Written task »
Word for word, set down the records and skip each picture.

Records shown »
_ _ _ _ _ _ _
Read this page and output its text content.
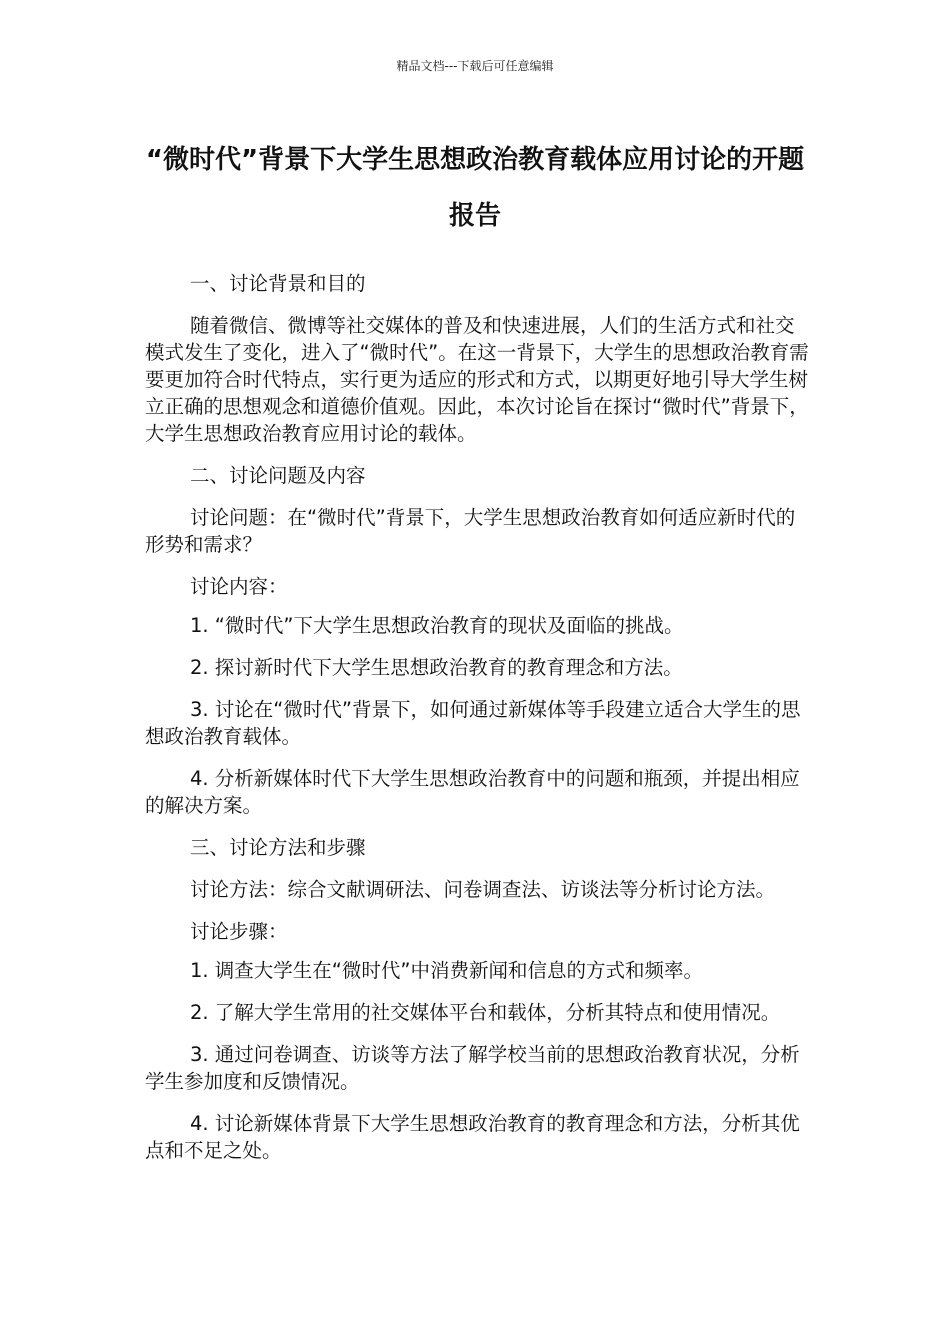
精品文档---下载后可任意编辑
“微时代”背景下大学生思想政治教育载体应用讨论的开题报告

一、讨论背景和目的

随着微信、微博等社交媒体的普及和快速进展，人们的生活方式和社交模式发生了变化，进入了“微时代”。在这一背景下，大学生的思想政治教育需要更加符合时代特点，实行更为适应的形式和方式，以期更好地引导大学生树立正确的思想观念和道德价值观。因此，本次讨论旨在探讨“微时代”背景下，大学生思想政治教育应用讨论的载体。

二、讨论问题及内容

讨论问题：在“微时代”背景下，大学生思想政治教育如何适应新时代的形势和需求？

讨论内容：

1. “微时代”下大学生思想政治教育的现状及面临的挑战。

2. 探讨新时代下大学生思想政治教育的教育理念和方法。

3. 讨论在“微时代”背景下，如何通过新媒体等手段建立适合大学生的思想政治教育载体。

4. 分析新媒体时代下大学生思想政治教育中的问题和瓶颈，并提出相应的解决方案。

三、讨论方法和步骤

讨论方法：综合文献调研法、问卷调查法、访谈法等分析讨论方法。

讨论步骤：

1. 调查大学生在“微时代”中消费新闻和信息的方式和频率。

2. 了解大学生常用的社交媒体平台和载体，分析其特点和使用情况。

3. 通过问卷调查、访谈等方法了解学校当前的思想政治教育状况，分析学生参加度和反馈情况。

4. 讨论新媒体背景下大学生思想政治教育的教育理念和方法，分析其优点和不足之处。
_ _ _ _ _ _ _
Final answer »
Read this page and output its text content.
精品文档---下载后可任意编辑
“微时代”背景下大学生思想政治教育载体应用讨论的开题报告

一、讨论背景和目的

随着微信、微博等社交媒体的普及和快速进展，人们的生活方式和社交模式发生了变化，进入了“微时代”。在这一背景下，大学生的思想政治教育需要更加符合时代特点，实行更为适应的形式和方式，以期更好地引导大学生树立正确的思想观念和道德价值观。因此，本次讨论旨在探讨“微时代”背景下，大学生思想政治教育应用讨论的载体。

二、讨论问题及内容

讨论问题：在“微时代”背景下，大学生思想政治教育如何适应新时代的形势和需求？

讨论内容：

1. “微时代”下大学生思想政治教育的现状及面临的挑战。

2. 探讨新时代下大学生思想政治教育的教育理念和方法。

3. 讨论在“微时代”背景下，如何通过新媒体等手段建立适合大学生的思想政治教育载体。

4. 分析新媒体时代下大学生思想政治教育中的问题和瓶颈，并提出相应的解决方案。

三、讨论方法和步骤

讨论方法：综合文献调研法、问卷调查法、访谈法等分析讨论方法。

讨论步骤：

1. 调查大学生在“微时代”中消费新闻和信息的方式和频率。

2. 了解大学生常用的社交媒体平台和载体，分析其特点和使用情况。

3. 通过问卷调查、访谈等方法了解学校当前的思想政治教育状况，分析学生参加度和反馈情况。

4. 讨论新媒体背景下大学生思想政治教育的教育理念和方法，分析其优点和不足之处。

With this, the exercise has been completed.